Your instructions:
Reproduce every line of the items below word for word, omitting the pictures.

Exercise input:
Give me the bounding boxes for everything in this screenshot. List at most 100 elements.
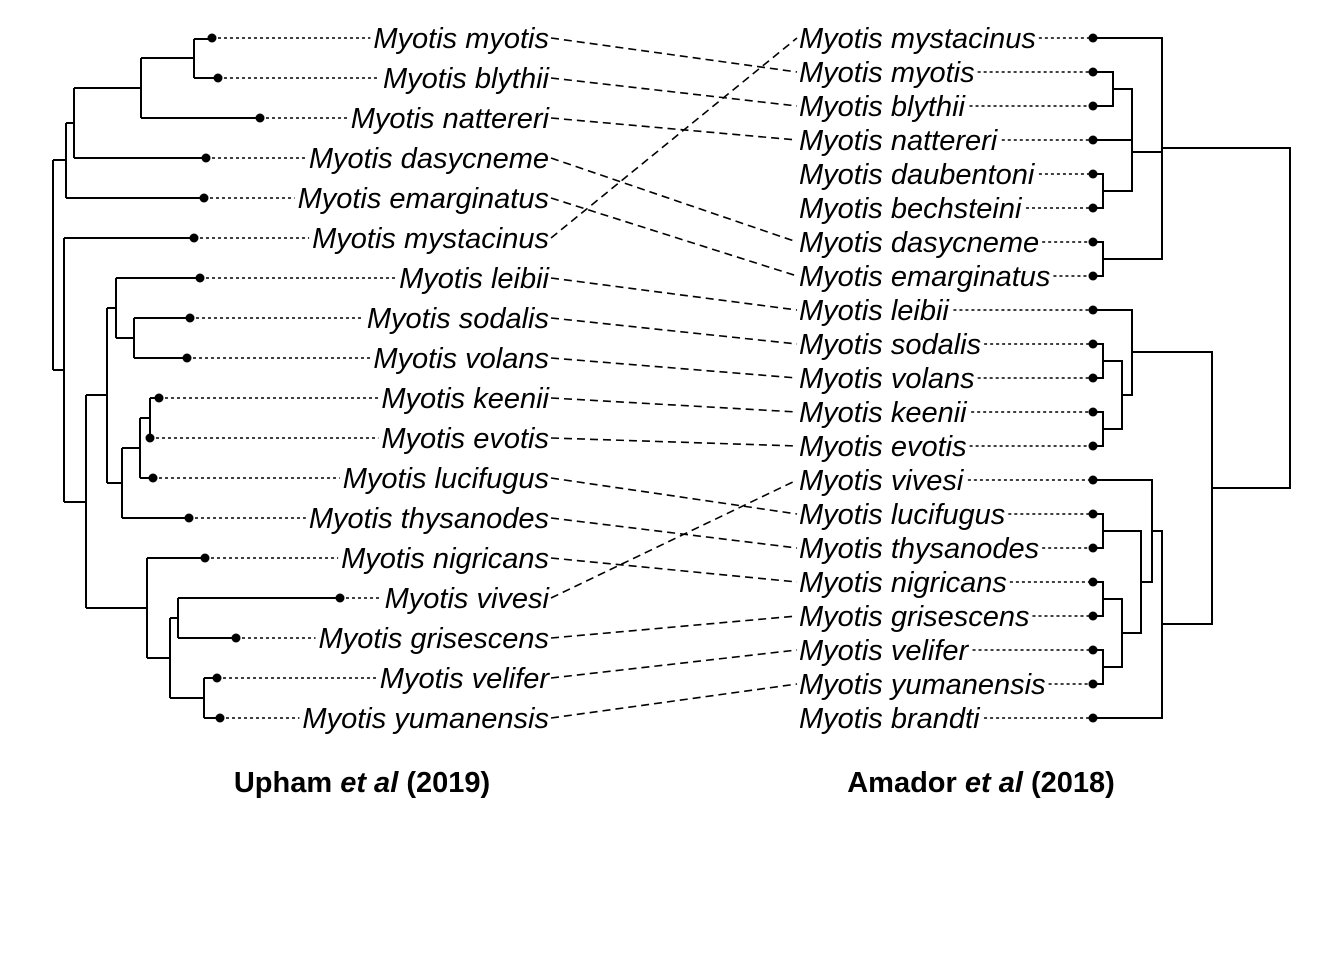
left-caption-year: (2019) (406, 767, 490, 799)
right-tip-dot (1088, 237, 1098, 247)
left-tip-dot (199, 193, 209, 203)
left-taxon-myotis-nigricans: Myotis nigricans (341, 543, 549, 575)
right-taxon-myotis-sodalis: Myotis sodalis (799, 329, 981, 361)
right-taxon-myotis-nattereri: Myotis nattereri (799, 125, 999, 157)
right-tip-dot (1088, 135, 1098, 145)
left-taxon-myotis-thysanodes: Myotis thysanodes (309, 503, 549, 535)
right-tip-dot (1088, 373, 1098, 383)
right-taxon-myotis-yumanensis: Myotis yumanensis (799, 669, 1046, 701)
right-taxon-myotis-bechsteini: Myotis bechsteini (799, 193, 1023, 225)
right-taxon-myotis-mystacinus: Myotis mystacinus (799, 23, 1036, 55)
right-tip-dot (1088, 577, 1098, 587)
right-tip-dot (1088, 101, 1098, 111)
left-tip-dot (201, 153, 211, 163)
left-tip-dot (154, 393, 164, 403)
left-tip-dot (148, 473, 158, 483)
left-tip-dot (213, 73, 223, 83)
right-tip-dot (1088, 475, 1098, 485)
right-tree-branches (1093, 37, 1291, 719)
left-tip-dot (189, 233, 199, 243)
left-caption-author: Upham (234, 767, 332, 799)
left-tip-dot (255, 113, 265, 123)
right-tip-dot (1088, 611, 1098, 621)
connector-myotis-blythii (550, 77, 798, 107)
connector-myotis-myotis (550, 37, 798, 73)
right-tip-dot (1088, 203, 1098, 213)
right-taxon-myotis-lucifugus: Myotis lucifugus (799, 499, 1005, 531)
right-taxon-myotis-leibii: Myotis leibii (799, 295, 950, 327)
connector-myotis-volans (550, 357, 798, 379)
right-taxon-myotis-volans: Myotis volans (799, 363, 975, 395)
right-caption-etal: et al (965, 767, 1024, 799)
left-taxon-myotis-sodalis: Myotis sodalis (367, 303, 549, 335)
connector-myotis-sodalis (550, 317, 798, 345)
left-tip-dot (200, 553, 210, 563)
connector-myotis-thysanodes (550, 517, 798, 549)
right-taxon-myotis-dasycneme: Myotis dasycneme (799, 227, 1039, 259)
right-tip-dot (1088, 271, 1098, 281)
left-taxon-myotis-velifer: Myotis velifer (380, 663, 551, 695)
connector-myotis-nattereri (550, 117, 798, 141)
left-taxon-myotis-blythii: Myotis blythii (383, 63, 551, 95)
left-taxon-myotis-lucifugus: Myotis lucifugus (343, 463, 549, 495)
left-tip-dot (215, 713, 225, 723)
left-taxon-myotis-volans: Myotis volans (373, 343, 549, 375)
left-caption-etal: et al (340, 767, 399, 799)
right-tip-dot (1088, 509, 1098, 519)
connector-myotis-velifer (550, 649, 798, 679)
right-tip-dot (1088, 305, 1098, 315)
right-taxon-myotis-grisescens: Myotis grisescens (799, 601, 1029, 633)
left-tip-dot (335, 593, 345, 603)
left-tip-dot (145, 433, 155, 443)
connector-lines (550, 37, 798, 719)
left-tip-dot (207, 33, 217, 43)
connector-myotis-emarginatus (550, 197, 798, 277)
left-taxon-myotis-dasycneme: Myotis dasycneme (309, 143, 549, 175)
right-taxon-myotis-evotis: Myotis evotis (799, 431, 967, 463)
right-taxon-myotis-myotis: Myotis myotis (799, 57, 975, 89)
right-tree-caption: Amador et al (2018) (847, 767, 1115, 799)
right-tip-dot (1088, 339, 1098, 349)
connector-myotis-yumanensis (550, 683, 798, 719)
right-taxon-myotis-blythii: Myotis blythii (799, 91, 967, 123)
left-taxon-myotis-grisescens: Myotis grisescens (319, 623, 549, 655)
left-tip-dot (185, 313, 195, 323)
right-taxon-myotis-keenii: Myotis keenii (799, 397, 968, 429)
right-tip-dot (1088, 67, 1098, 77)
right-caption-author: Amador (847, 767, 957, 799)
left-taxon-myotis-nattereri: Myotis nattereri (351, 103, 551, 135)
right-taxon-myotis-vivesi: Myotis vivesi (799, 465, 965, 497)
right-tip-dot (1088, 33, 1098, 43)
left-taxon-myotis-myotis: Myotis myotis (373, 23, 549, 55)
left-taxon-myotis-mystacinus: Myotis mystacinus (312, 223, 549, 255)
left-taxon-myotis-emarginatus: Myotis emarginatus (298, 183, 549, 215)
left-tip-dot (195, 273, 205, 283)
connector-myotis-leibii (550, 277, 798, 311)
connector-myotis-dasycneme (550, 157, 798, 243)
left-tip-dot (182, 353, 192, 363)
right-taxon-myotis-nigricans: Myotis nigricans (799, 567, 1007, 599)
right-tip-dot (1088, 169, 1098, 179)
right-tip-dot (1088, 713, 1098, 723)
right-tip-dot (1088, 543, 1098, 553)
left-taxon-myotis-evotis: Myotis evotis (381, 423, 549, 455)
connector-myotis-grisescens (550, 615, 798, 639)
left-tree-branches (52, 38, 340, 719)
connector-myotis-mystacinus (550, 37, 798, 239)
connector-myotis-evotis (550, 437, 798, 447)
connector-myotis-nigricans (550, 557, 798, 583)
left-tip-dot (184, 513, 194, 523)
right-taxon-myotis-brandti: Myotis brandti (799, 703, 981, 735)
right-taxon-myotis-emarginatus: Myotis emarginatus (799, 261, 1050, 293)
right-tip-dot (1088, 441, 1098, 451)
left-tip-dot (231, 633, 241, 643)
right-taxon-myotis-daubentoni: Myotis daubentoni (799, 159, 1036, 191)
right-tip-dot (1088, 407, 1098, 417)
right-tip-dot (1088, 645, 1098, 655)
left-tree-caption: Upham et al (2019) (234, 767, 490, 799)
left-taxon-myotis-keenii: Myotis keenii (381, 383, 550, 415)
connector-myotis-lucifugus (550, 477, 798, 515)
left-taxon-myotis-vivesi: Myotis vivesi (385, 583, 551, 615)
connector-myotis-keenii (550, 397, 798, 413)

The answer:
Give me the bounding boxes for everything in this screenshot. List at most 100 elements.
left-caption-year: (2019) (406, 767, 490, 799)
right-tip-dot (1088, 237, 1098, 247)
left-tip-dot (199, 193, 209, 203)
left-taxon-myotis-nigricans: Myotis nigricans (341, 543, 549, 575)
right-taxon-myotis-sodalis: Myotis sodalis (799, 329, 981, 361)
right-taxon-myotis-nattereri: Myotis nattereri (799, 125, 999, 157)
right-tip-dot (1088, 135, 1098, 145)
left-taxon-myotis-thysanodes: Myotis thysanodes (309, 503, 549, 535)
right-tip-dot (1088, 373, 1098, 383)
right-taxon-myotis-yumanensis: Myotis yumanensis (799, 669, 1046, 701)
right-taxon-myotis-bechsteini: Myotis bechsteini (799, 193, 1023, 225)
right-taxon-myotis-mystacinus: Myotis mystacinus (799, 23, 1036, 55)
right-tip-dot (1088, 577, 1098, 587)
right-tip-dot (1088, 101, 1098, 111)
left-tip-dot (201, 153, 211, 163)
left-tip-dot (154, 393, 164, 403)
left-tip-dot (148, 473, 158, 483)
left-tip-dot (213, 73, 223, 83)
right-tip-dot (1088, 475, 1098, 485)
right-tree-branches (1093, 37, 1291, 719)
left-tip-dot (189, 233, 199, 243)
left-caption-author: Upham (234, 767, 332, 799)
left-tip-dot (255, 113, 265, 123)
right-tip-dot (1088, 611, 1098, 621)
connector-myotis-blythii (550, 77, 798, 107)
connector-myotis-myotis (550, 37, 798, 73)
right-tip-dot (1088, 203, 1098, 213)
right-taxon-myotis-lucifugus: Myotis lucifugus (799, 499, 1005, 531)
right-taxon-myotis-leibii: Myotis leibii (799, 295, 950, 327)
connector-myotis-volans (550, 357, 798, 379)
right-taxon-myotis-volans: Myotis volans (799, 363, 975, 395)
right-caption-etal: et al (965, 767, 1024, 799)
left-taxon-myotis-sodalis: Myotis sodalis (367, 303, 549, 335)
connector-myotis-sodalis (550, 317, 798, 345)
left-tip-dot (200, 553, 210, 563)
connector-myotis-thysanodes (550, 517, 798, 549)
right-taxon-myotis-dasycneme: Myotis dasycneme (799, 227, 1039, 259)
right-tip-dot (1088, 271, 1098, 281)
left-taxon-myotis-velifer: Myotis velifer (380, 663, 551, 695)
connector-myotis-nattereri (550, 117, 798, 141)
left-taxon-myotis-blythii: Myotis blythii (383, 63, 551, 95)
left-taxon-myotis-lucifugus: Myotis lucifugus (343, 463, 549, 495)
left-tip-dot (215, 713, 225, 723)
left-taxon-myotis-volans: Myotis volans (373, 343, 549, 375)
left-caption-etal: et al (340, 767, 399, 799)
right-tip-dot (1088, 509, 1098, 519)
connector-myotis-velifer (550, 649, 798, 679)
right-tip-dot (1088, 305, 1098, 315)
right-taxon-myotis-grisescens: Myotis grisescens (799, 601, 1029, 633)
left-tip-dot (335, 593, 345, 603)
left-tip-dot (145, 433, 155, 443)
connector-lines (550, 37, 798, 719)
left-tip-dot (207, 33, 217, 43)
connector-myotis-emarginatus (550, 197, 798, 277)
left-taxon-myotis-dasycneme: Myotis dasycneme (309, 143, 549, 175)
right-taxon-myotis-evotis: Myotis evotis (799, 431, 967, 463)
right-taxon-myotis-myotis: Myotis myotis (799, 57, 975, 89)
right-tree-caption: Amador et al (2018) (847, 767, 1115, 799)
right-tip-dot (1088, 339, 1098, 349)
connector-myotis-yumanensis (550, 683, 798, 719)
right-taxon-myotis-blythii: Myotis blythii (799, 91, 967, 123)
left-taxon-myotis-grisescens: Myotis grisescens (319, 623, 549, 655)
left-tip-dot (185, 313, 195, 323)
right-taxon-myotis-keenii: Myotis keenii (799, 397, 968, 429)
right-tip-dot (1088, 67, 1098, 77)
right-caption-author: Amador (847, 767, 957, 799)
left-taxon-myotis-nattereri: Myotis nattereri (351, 103, 551, 135)
right-taxon-myotis-vivesi: Myotis vivesi (799, 465, 965, 497)
right-tip-dot (1088, 33, 1098, 43)
left-taxon-myotis-myotis: Myotis myotis (373, 23, 549, 55)
left-taxon-myotis-mystacinus: Myotis mystacinus (312, 223, 549, 255)
left-taxon-myotis-emarginatus: Myotis emarginatus (298, 183, 549, 215)
left-tip-dot (195, 273, 205, 283)
connector-myotis-leibii (550, 277, 798, 311)
connector-myotis-dasycneme (550, 157, 798, 243)
left-tip-dot (182, 353, 192, 363)
right-taxon-myotis-nigricans: Myotis nigricans (799, 567, 1007, 599)
right-tip-dot (1088, 169, 1098, 179)
right-tip-dot (1088, 713, 1098, 723)
right-tip-dot (1088, 543, 1098, 553)
left-taxon-myotis-evotis: Myotis evotis (381, 423, 549, 455)
connector-myotis-grisescens (550, 615, 798, 639)
left-tree-branches (52, 38, 340, 719)
connector-myotis-mystacinus (550, 37, 798, 239)
connector-myotis-evotis (550, 437, 798, 447)
connector-myotis-nigricans (550, 557, 798, 583)
left-tip-dot (184, 513, 194, 523)
right-taxon-myotis-brandti: Myotis brandti (799, 703, 981, 735)
right-taxon-myotis-emarginatus: Myotis emarginatus (799, 261, 1050, 293)
right-tip-dot (1088, 441, 1098, 451)
left-tip-dot (231, 633, 241, 643)
right-taxon-myotis-daubentoni: Myotis daubentoni (799, 159, 1036, 191)
right-tip-dot (1088, 407, 1098, 417)
right-tip-dot (1088, 645, 1098, 655)
left-tree-caption: Upham et al (2019) (234, 767, 490, 799)
left-taxon-myotis-keenii: Myotis keenii (381, 383, 550, 415)
connector-myotis-lucifugus (550, 477, 798, 515)
left-taxon-myotis-vivesi: Myotis vivesi (385, 583, 551, 615)
connector-myotis-keenii (550, 397, 798, 413)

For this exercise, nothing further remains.